= What you should do =
Count the lines of the listing below that contain the string "Groups", treating case as significant. Reply with the number only.

= Record extracts =

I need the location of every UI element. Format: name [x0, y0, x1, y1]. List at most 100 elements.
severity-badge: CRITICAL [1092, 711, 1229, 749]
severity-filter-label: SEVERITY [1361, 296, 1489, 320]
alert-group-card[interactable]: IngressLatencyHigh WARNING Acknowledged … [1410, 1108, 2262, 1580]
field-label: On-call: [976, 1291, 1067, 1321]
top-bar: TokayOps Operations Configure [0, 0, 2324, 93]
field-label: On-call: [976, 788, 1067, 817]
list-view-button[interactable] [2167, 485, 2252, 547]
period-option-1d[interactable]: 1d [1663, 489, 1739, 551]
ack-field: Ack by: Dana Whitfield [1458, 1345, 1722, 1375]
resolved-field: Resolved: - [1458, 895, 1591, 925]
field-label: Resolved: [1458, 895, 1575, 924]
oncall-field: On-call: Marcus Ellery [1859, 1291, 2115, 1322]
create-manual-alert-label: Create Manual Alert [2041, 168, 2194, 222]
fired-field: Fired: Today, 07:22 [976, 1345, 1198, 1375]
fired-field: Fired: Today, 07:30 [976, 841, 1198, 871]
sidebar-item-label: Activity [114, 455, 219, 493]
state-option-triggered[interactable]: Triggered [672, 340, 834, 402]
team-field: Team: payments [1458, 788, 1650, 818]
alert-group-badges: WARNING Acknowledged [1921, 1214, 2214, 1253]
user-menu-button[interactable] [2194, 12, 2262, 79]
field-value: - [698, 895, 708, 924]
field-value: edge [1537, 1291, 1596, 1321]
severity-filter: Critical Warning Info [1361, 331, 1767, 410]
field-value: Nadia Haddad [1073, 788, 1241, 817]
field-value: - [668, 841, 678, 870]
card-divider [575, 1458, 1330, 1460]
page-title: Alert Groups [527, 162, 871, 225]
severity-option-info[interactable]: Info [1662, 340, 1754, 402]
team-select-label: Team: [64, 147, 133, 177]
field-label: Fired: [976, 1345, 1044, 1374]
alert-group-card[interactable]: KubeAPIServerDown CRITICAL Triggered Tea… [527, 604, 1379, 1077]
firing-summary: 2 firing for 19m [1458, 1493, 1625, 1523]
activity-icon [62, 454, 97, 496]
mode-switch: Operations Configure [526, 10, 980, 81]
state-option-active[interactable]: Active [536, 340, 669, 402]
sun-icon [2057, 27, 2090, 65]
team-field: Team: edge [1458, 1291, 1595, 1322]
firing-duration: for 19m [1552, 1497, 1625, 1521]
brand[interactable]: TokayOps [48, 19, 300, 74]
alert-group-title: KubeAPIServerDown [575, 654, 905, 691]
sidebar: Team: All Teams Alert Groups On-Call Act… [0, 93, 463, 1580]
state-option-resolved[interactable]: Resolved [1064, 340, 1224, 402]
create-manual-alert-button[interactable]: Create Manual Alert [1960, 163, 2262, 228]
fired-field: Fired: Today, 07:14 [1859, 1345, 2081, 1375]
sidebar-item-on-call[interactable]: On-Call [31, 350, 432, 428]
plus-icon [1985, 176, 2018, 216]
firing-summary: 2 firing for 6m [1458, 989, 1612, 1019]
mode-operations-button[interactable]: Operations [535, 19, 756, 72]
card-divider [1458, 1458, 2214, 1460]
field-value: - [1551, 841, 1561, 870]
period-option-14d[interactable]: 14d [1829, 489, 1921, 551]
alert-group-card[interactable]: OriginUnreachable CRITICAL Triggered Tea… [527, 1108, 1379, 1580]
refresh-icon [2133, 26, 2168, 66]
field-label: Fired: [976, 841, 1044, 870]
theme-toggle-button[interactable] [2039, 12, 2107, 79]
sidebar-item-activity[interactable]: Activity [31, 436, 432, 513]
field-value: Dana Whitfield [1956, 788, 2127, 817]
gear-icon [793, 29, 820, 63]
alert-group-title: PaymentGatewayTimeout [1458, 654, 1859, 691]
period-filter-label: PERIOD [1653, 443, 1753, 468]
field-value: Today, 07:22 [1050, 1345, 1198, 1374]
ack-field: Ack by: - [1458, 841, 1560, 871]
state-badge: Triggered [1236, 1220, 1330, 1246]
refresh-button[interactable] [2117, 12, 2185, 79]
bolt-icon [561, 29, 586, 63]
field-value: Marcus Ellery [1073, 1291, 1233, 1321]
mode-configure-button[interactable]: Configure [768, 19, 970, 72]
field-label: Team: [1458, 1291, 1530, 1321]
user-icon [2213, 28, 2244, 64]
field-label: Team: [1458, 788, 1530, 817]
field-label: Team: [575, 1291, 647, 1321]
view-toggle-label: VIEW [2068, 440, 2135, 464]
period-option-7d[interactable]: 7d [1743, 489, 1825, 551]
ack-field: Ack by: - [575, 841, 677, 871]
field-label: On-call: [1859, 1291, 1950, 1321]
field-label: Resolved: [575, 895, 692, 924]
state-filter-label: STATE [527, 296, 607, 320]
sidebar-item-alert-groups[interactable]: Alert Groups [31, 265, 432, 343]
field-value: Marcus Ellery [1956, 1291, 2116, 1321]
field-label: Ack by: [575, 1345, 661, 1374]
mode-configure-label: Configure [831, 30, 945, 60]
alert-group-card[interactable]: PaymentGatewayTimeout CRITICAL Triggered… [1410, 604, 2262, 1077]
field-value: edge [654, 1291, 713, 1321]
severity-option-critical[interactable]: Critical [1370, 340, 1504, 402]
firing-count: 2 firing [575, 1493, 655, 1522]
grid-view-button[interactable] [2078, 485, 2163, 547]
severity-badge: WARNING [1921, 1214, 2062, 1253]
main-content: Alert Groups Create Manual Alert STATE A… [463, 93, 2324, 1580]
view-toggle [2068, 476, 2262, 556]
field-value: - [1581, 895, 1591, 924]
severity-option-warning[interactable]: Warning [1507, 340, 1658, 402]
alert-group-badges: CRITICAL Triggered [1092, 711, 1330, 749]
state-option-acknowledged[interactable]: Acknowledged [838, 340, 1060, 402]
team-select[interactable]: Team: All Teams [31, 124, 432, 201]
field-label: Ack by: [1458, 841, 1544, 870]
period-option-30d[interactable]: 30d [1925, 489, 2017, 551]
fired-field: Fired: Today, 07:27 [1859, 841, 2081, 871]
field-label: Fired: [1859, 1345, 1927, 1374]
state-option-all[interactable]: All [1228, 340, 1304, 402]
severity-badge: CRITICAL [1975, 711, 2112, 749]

= Answer below =
4